INPUT MATERIAL:
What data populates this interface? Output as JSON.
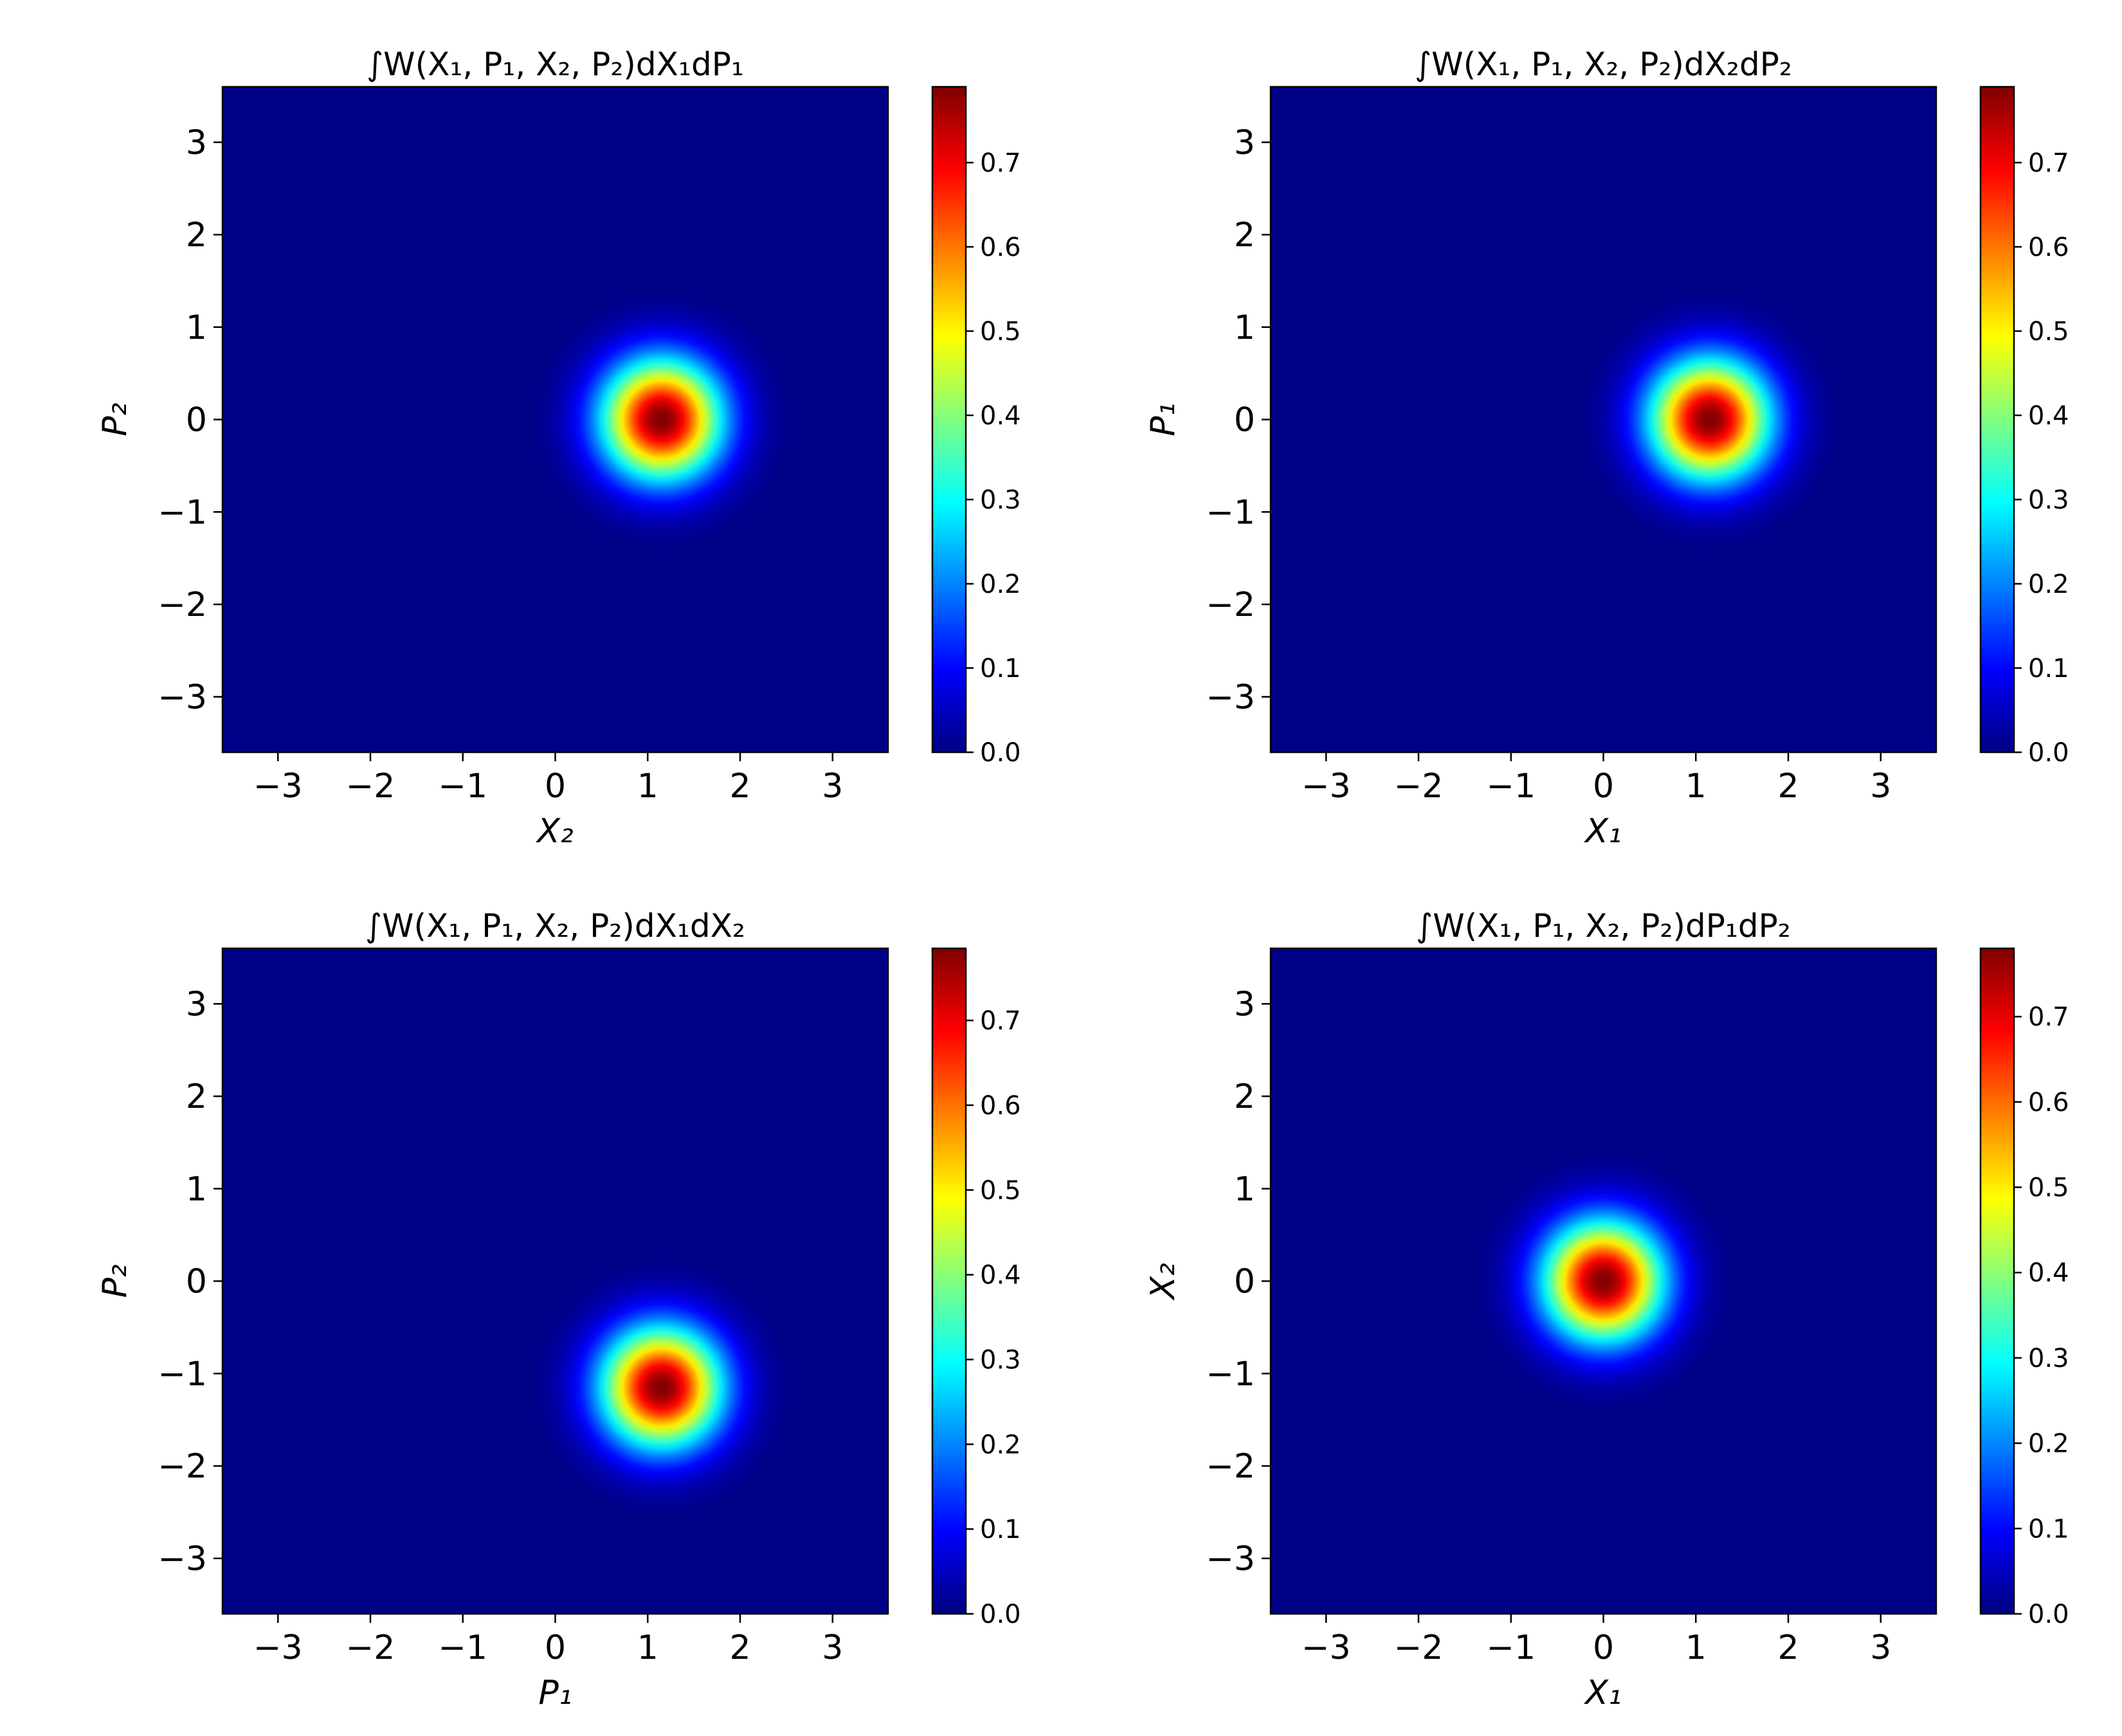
{
  "chart_data": [
    {
      "type": "heatmap",
      "title": "∫W(X₁, P₁, X₂, P₂)dX₁dP₁",
      "xlabel": "X₂",
      "ylabel": "P₂",
      "xlim": [
        -3.6,
        3.6
      ],
      "ylim": [
        -3.6,
        3.6
      ],
      "xticks": [
        -3,
        -2,
        -1,
        0,
        1,
        2,
        3
      ],
      "yticks": [
        -3,
        -2,
        -1,
        0,
        1,
        2,
        3
      ],
      "xtick_labels": [
        "−3",
        "−2",
        "−1",
        "0",
        "1",
        "2",
        "3"
      ],
      "ytick_labels": [
        "−3",
        "−2",
        "−1",
        "0",
        "1",
        "2",
        "3"
      ],
      "colormap": "jet",
      "gaussian_peak": {
        "x": 1.15,
        "y": 0.0,
        "sigma": 0.45,
        "amplitude": 0.79
      },
      "colorbar": {
        "vmin": 0.0,
        "vmax": 0.79,
        "ticks": [
          0.0,
          0.1,
          0.2,
          0.3,
          0.4,
          0.5,
          0.6,
          0.7
        ],
        "tick_labels": [
          "0.0",
          "0.1",
          "0.2",
          "0.3",
          "0.4",
          "0.5",
          "0.6",
          "0.7"
        ]
      }
    },
    {
      "type": "heatmap",
      "title": "∫W(X₁, P₁, X₂, P₂)dX₂dP₂",
      "xlabel": "X₁",
      "ylabel": "P₁",
      "xlim": [
        -3.6,
        3.6
      ],
      "ylim": [
        -3.6,
        3.6
      ],
      "xticks": [
        -3,
        -2,
        -1,
        0,
        1,
        2,
        3
      ],
      "yticks": [
        -3,
        -2,
        -1,
        0,
        1,
        2,
        3
      ],
      "xtick_labels": [
        "−3",
        "−2",
        "−1",
        "0",
        "1",
        "2",
        "3"
      ],
      "ytick_labels": [
        "−3",
        "−2",
        "−1",
        "0",
        "1",
        "2",
        "3"
      ],
      "colormap": "jet",
      "gaussian_peak": {
        "x": 1.15,
        "y": 0.0,
        "sigma": 0.45,
        "amplitude": 0.79
      },
      "colorbar": {
        "vmin": 0.0,
        "vmax": 0.79,
        "ticks": [
          0.0,
          0.1,
          0.2,
          0.3,
          0.4,
          0.5,
          0.6,
          0.7
        ],
        "tick_labels": [
          "0.0",
          "0.1",
          "0.2",
          "0.3",
          "0.4",
          "0.5",
          "0.6",
          "0.7"
        ]
      }
    },
    {
      "type": "heatmap",
      "title": "∫W(X₁, P₁, X₂, P₂)dX₁dX₂",
      "xlabel": "P₁",
      "ylabel": "P₂",
      "xlim": [
        -3.6,
        3.6
      ],
      "ylim": [
        -3.6,
        3.6
      ],
      "xticks": [
        -3,
        -2,
        -1,
        0,
        1,
        2,
        3
      ],
      "yticks": [
        -3,
        -2,
        -1,
        0,
        1,
        2,
        3
      ],
      "xtick_labels": [
        "−3",
        "−2",
        "−1",
        "0",
        "1",
        "2",
        "3"
      ],
      "ytick_labels": [
        "−3",
        "−2",
        "−1",
        "0",
        "1",
        "2",
        "3"
      ],
      "colormap": "jet",
      "gaussian_peak": {
        "x": 1.15,
        "y": -1.15,
        "sigma": 0.45,
        "amplitude": 0.785
      },
      "colorbar": {
        "vmin": 0.0,
        "vmax": 0.785,
        "ticks": [
          0.0,
          0.1,
          0.2,
          0.3,
          0.4,
          0.5,
          0.6,
          0.7
        ],
        "tick_labels": [
          "0.0",
          "0.1",
          "0.2",
          "0.3",
          "0.4",
          "0.5",
          "0.6",
          "0.7"
        ]
      }
    },
    {
      "type": "heatmap",
      "title": "∫W(X₁, P₁, X₂, P₂)dP₁dP₂",
      "xlabel": "X₁",
      "ylabel": "X₂",
      "xlim": [
        -3.6,
        3.6
      ],
      "ylim": [
        -3.6,
        3.6
      ],
      "xticks": [
        -3,
        -2,
        -1,
        0,
        1,
        2,
        3
      ],
      "yticks": [
        -3,
        -2,
        -1,
        0,
        1,
        2,
        3
      ],
      "xtick_labels": [
        "−3",
        "−2",
        "−1",
        "0",
        "1",
        "2",
        "3"
      ],
      "ytick_labels": [
        "−3",
        "−2",
        "−1",
        "0",
        "1",
        "2",
        "3"
      ],
      "colormap": "jet",
      "gaussian_peak": {
        "x": 0.0,
        "y": 0.0,
        "sigma": 0.45,
        "amplitude": 0.78
      },
      "colorbar": {
        "vmin": 0.0,
        "vmax": 0.78,
        "ticks": [
          0.0,
          0.1,
          0.2,
          0.3,
          0.4,
          0.5,
          0.6,
          0.7
        ],
        "tick_labels": [
          "0.0",
          "0.1",
          "0.2",
          "0.3",
          "0.4",
          "0.5",
          "0.6",
          "0.7"
        ]
      }
    }
  ]
}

REQUIRED WORK: Write out the data precisely as given, excluding the pictures.

WRITTEN RESPONSE:
What data populates this interface? Output as JSON.
{
  "chart_data": [
    {
      "type": "heatmap",
      "title": "∫W(X₁, P₁, X₂, P₂)dX₁dP₁",
      "xlabel": "X₂",
      "ylabel": "P₂",
      "xlim": [
        -3.6,
        3.6
      ],
      "ylim": [
        -3.6,
        3.6
      ],
      "xticks": [
        -3,
        -2,
        -1,
        0,
        1,
        2,
        3
      ],
      "yticks": [
        -3,
        -2,
        -1,
        0,
        1,
        2,
        3
      ],
      "xtick_labels": [
        "−3",
        "−2",
        "−1",
        "0",
        "1",
        "2",
        "3"
      ],
      "ytick_labels": [
        "−3",
        "−2",
        "−1",
        "0",
        "1",
        "2",
        "3"
      ],
      "colormap": "jet",
      "gaussian_peak": {
        "x": 1.15,
        "y": 0.0,
        "sigma": 0.45,
        "amplitude": 0.79
      },
      "colorbar": {
        "vmin": 0.0,
        "vmax": 0.79,
        "ticks": [
          0.0,
          0.1,
          0.2,
          0.3,
          0.4,
          0.5,
          0.6,
          0.7
        ],
        "tick_labels": [
          "0.0",
          "0.1",
          "0.2",
          "0.3",
          "0.4",
          "0.5",
          "0.6",
          "0.7"
        ]
      }
    },
    {
      "type": "heatmap",
      "title": "∫W(X₁, P₁, X₂, P₂)dX₂dP₂",
      "xlabel": "X₁",
      "ylabel": "P₁",
      "xlim": [
        -3.6,
        3.6
      ],
      "ylim": [
        -3.6,
        3.6
      ],
      "xticks": [
        -3,
        -2,
        -1,
        0,
        1,
        2,
        3
      ],
      "yticks": [
        -3,
        -2,
        -1,
        0,
        1,
        2,
        3
      ],
      "xtick_labels": [
        "−3",
        "−2",
        "−1",
        "0",
        "1",
        "2",
        "3"
      ],
      "ytick_labels": [
        "−3",
        "−2",
        "−1",
        "0",
        "1",
        "2",
        "3"
      ],
      "colormap": "jet",
      "gaussian_peak": {
        "x": 1.15,
        "y": 0.0,
        "sigma": 0.45,
        "amplitude": 0.79
      },
      "colorbar": {
        "vmin": 0.0,
        "vmax": 0.79,
        "ticks": [
          0.0,
          0.1,
          0.2,
          0.3,
          0.4,
          0.5,
          0.6,
          0.7
        ],
        "tick_labels": [
          "0.0",
          "0.1",
          "0.2",
          "0.3",
          "0.4",
          "0.5",
          "0.6",
          "0.7"
        ]
      }
    },
    {
      "type": "heatmap",
      "title": "∫W(X₁, P₁, X₂, P₂)dX₁dX₂",
      "xlabel": "P₁",
      "ylabel": "P₂",
      "xlim": [
        -3.6,
        3.6
      ],
      "ylim": [
        -3.6,
        3.6
      ],
      "xticks": [
        -3,
        -2,
        -1,
        0,
        1,
        2,
        3
      ],
      "yticks": [
        -3,
        -2,
        -1,
        0,
        1,
        2,
        3
      ],
      "xtick_labels": [
        "−3",
        "−2",
        "−1",
        "0",
        "1",
        "2",
        "3"
      ],
      "ytick_labels": [
        "−3",
        "−2",
        "−1",
        "0",
        "1",
        "2",
        "3"
      ],
      "colormap": "jet",
      "gaussian_peak": {
        "x": 1.15,
        "y": -1.15,
        "sigma": 0.45,
        "amplitude": 0.785
      },
      "colorbar": {
        "vmin": 0.0,
        "vmax": 0.785,
        "ticks": [
          0.0,
          0.1,
          0.2,
          0.3,
          0.4,
          0.5,
          0.6,
          0.7
        ],
        "tick_labels": [
          "0.0",
          "0.1",
          "0.2",
          "0.3",
          "0.4",
          "0.5",
          "0.6",
          "0.7"
        ]
      }
    },
    {
      "type": "heatmap",
      "title": "∫W(X₁, P₁, X₂, P₂)dP₁dP₂",
      "xlabel": "X₁",
      "ylabel": "X₂",
      "xlim": [
        -3.6,
        3.6
      ],
      "ylim": [
        -3.6,
        3.6
      ],
      "xticks": [
        -3,
        -2,
        -1,
        0,
        1,
        2,
        3
      ],
      "yticks": [
        -3,
        -2,
        -1,
        0,
        1,
        2,
        3
      ],
      "xtick_labels": [
        "−3",
        "−2",
        "−1",
        "0",
        "1",
        "2",
        "3"
      ],
      "ytick_labels": [
        "−3",
        "−2",
        "−1",
        "0",
        "1",
        "2",
        "3"
      ],
      "colormap": "jet",
      "gaussian_peak": {
        "x": 0.0,
        "y": 0.0,
        "sigma": 0.45,
        "amplitude": 0.78
      },
      "colorbar": {
        "vmin": 0.0,
        "vmax": 0.78,
        "ticks": [
          0.0,
          0.1,
          0.2,
          0.3,
          0.4,
          0.5,
          0.6,
          0.7
        ],
        "tick_labels": [
          "0.0",
          "0.1",
          "0.2",
          "0.3",
          "0.4",
          "0.5",
          "0.6",
          "0.7"
        ]
      }
    }
  ]
}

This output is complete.